Saved entries:
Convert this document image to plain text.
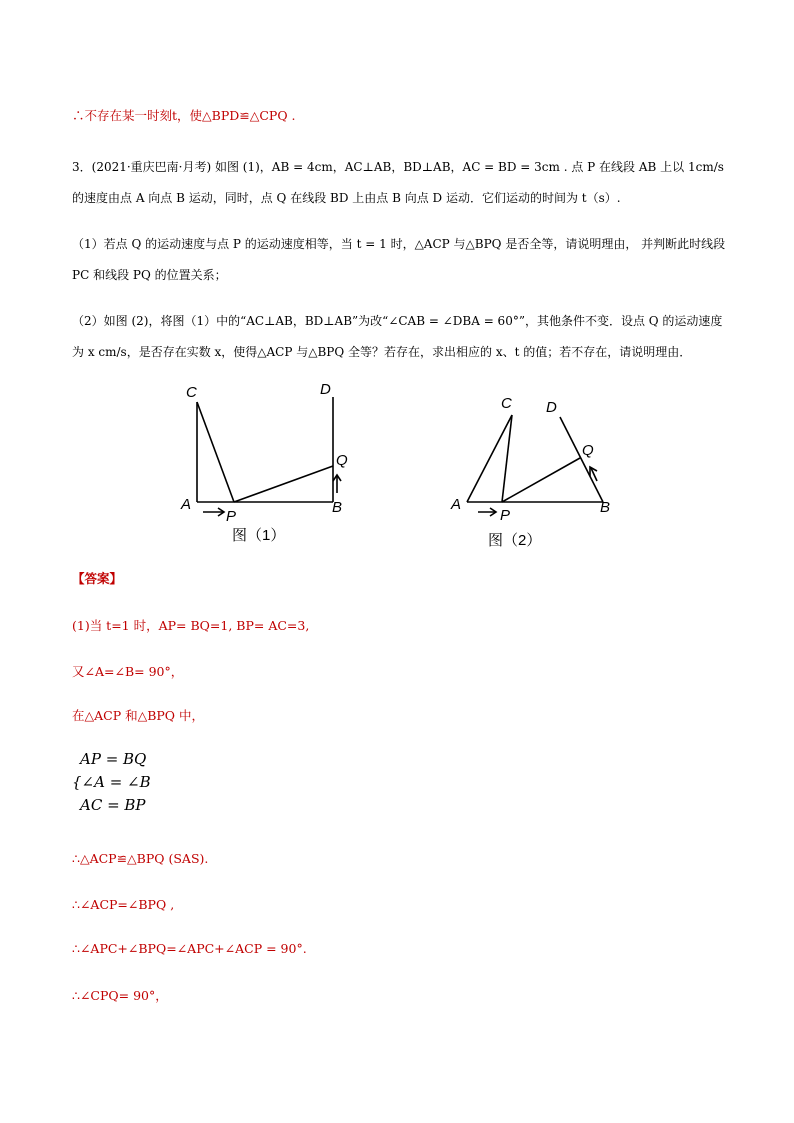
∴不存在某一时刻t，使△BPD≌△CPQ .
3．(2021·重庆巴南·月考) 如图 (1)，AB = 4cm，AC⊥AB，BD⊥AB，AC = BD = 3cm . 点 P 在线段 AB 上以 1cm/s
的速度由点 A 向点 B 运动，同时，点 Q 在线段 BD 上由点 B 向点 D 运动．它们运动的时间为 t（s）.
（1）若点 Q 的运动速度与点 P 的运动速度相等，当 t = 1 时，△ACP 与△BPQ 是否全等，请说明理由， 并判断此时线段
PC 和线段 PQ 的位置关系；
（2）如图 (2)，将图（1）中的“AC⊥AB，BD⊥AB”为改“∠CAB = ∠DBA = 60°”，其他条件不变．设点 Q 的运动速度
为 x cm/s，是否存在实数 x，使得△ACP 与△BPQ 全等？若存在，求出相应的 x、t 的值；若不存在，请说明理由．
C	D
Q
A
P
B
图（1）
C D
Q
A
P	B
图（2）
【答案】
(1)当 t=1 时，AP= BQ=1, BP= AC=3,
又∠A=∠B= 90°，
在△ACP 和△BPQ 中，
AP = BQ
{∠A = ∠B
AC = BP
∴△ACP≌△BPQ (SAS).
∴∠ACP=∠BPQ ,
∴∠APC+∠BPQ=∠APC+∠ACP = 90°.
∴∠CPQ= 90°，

==

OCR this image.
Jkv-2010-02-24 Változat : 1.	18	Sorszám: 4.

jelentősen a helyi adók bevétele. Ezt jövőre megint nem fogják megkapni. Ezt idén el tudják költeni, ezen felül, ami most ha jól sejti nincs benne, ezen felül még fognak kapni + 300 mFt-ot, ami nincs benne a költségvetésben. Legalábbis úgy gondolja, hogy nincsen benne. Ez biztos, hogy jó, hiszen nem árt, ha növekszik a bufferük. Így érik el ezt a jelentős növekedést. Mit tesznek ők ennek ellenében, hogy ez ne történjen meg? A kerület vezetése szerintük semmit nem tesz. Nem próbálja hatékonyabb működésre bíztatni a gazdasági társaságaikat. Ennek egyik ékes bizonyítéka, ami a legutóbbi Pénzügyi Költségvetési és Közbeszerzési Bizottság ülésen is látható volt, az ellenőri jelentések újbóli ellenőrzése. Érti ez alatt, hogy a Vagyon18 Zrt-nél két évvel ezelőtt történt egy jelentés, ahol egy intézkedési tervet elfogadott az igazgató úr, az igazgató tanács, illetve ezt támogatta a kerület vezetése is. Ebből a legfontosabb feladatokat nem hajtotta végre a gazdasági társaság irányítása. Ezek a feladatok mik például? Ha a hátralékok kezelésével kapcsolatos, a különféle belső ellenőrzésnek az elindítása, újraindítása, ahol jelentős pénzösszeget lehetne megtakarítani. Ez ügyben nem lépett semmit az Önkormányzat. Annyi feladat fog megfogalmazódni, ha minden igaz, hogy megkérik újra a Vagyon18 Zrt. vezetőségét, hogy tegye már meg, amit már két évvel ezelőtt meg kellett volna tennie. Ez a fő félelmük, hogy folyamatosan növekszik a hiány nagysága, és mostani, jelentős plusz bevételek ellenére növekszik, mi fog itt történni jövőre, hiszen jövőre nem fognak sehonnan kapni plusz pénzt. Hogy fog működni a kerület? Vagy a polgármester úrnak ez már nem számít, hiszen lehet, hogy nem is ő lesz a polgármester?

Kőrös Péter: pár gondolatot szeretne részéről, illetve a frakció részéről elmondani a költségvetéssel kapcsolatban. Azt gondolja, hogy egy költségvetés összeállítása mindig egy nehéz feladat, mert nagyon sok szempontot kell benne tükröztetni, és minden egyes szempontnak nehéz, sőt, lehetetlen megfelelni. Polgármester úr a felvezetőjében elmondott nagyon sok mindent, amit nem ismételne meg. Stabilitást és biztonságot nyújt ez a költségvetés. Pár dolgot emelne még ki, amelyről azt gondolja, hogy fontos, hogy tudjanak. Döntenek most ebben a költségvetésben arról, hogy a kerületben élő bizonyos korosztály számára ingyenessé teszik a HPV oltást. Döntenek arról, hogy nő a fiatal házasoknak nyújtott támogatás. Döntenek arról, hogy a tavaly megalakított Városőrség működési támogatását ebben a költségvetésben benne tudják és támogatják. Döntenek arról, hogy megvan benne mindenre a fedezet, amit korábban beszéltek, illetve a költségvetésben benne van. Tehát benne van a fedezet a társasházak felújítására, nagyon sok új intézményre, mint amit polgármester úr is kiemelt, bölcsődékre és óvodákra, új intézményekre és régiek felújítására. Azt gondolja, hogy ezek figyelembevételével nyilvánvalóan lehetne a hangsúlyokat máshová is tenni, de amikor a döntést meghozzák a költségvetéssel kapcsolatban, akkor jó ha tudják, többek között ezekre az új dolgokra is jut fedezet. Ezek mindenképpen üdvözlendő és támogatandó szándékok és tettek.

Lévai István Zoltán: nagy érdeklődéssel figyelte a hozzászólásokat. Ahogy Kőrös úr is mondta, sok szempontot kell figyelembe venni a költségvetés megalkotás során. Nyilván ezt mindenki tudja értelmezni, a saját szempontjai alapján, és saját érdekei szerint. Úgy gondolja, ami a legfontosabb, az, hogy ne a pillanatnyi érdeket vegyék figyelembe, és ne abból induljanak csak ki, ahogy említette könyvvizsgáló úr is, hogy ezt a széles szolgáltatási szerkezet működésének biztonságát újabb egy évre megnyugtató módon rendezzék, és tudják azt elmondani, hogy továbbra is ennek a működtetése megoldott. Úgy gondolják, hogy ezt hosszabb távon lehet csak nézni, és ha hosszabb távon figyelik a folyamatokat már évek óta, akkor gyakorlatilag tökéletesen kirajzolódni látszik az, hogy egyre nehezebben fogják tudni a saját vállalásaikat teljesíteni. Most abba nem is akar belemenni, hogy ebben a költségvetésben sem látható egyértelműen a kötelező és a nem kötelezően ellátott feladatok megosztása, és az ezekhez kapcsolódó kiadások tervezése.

# [GOAL]
How many lines in the records hold the string "请说明理由"? Reply with the number alone.

# [RESPONSE]
2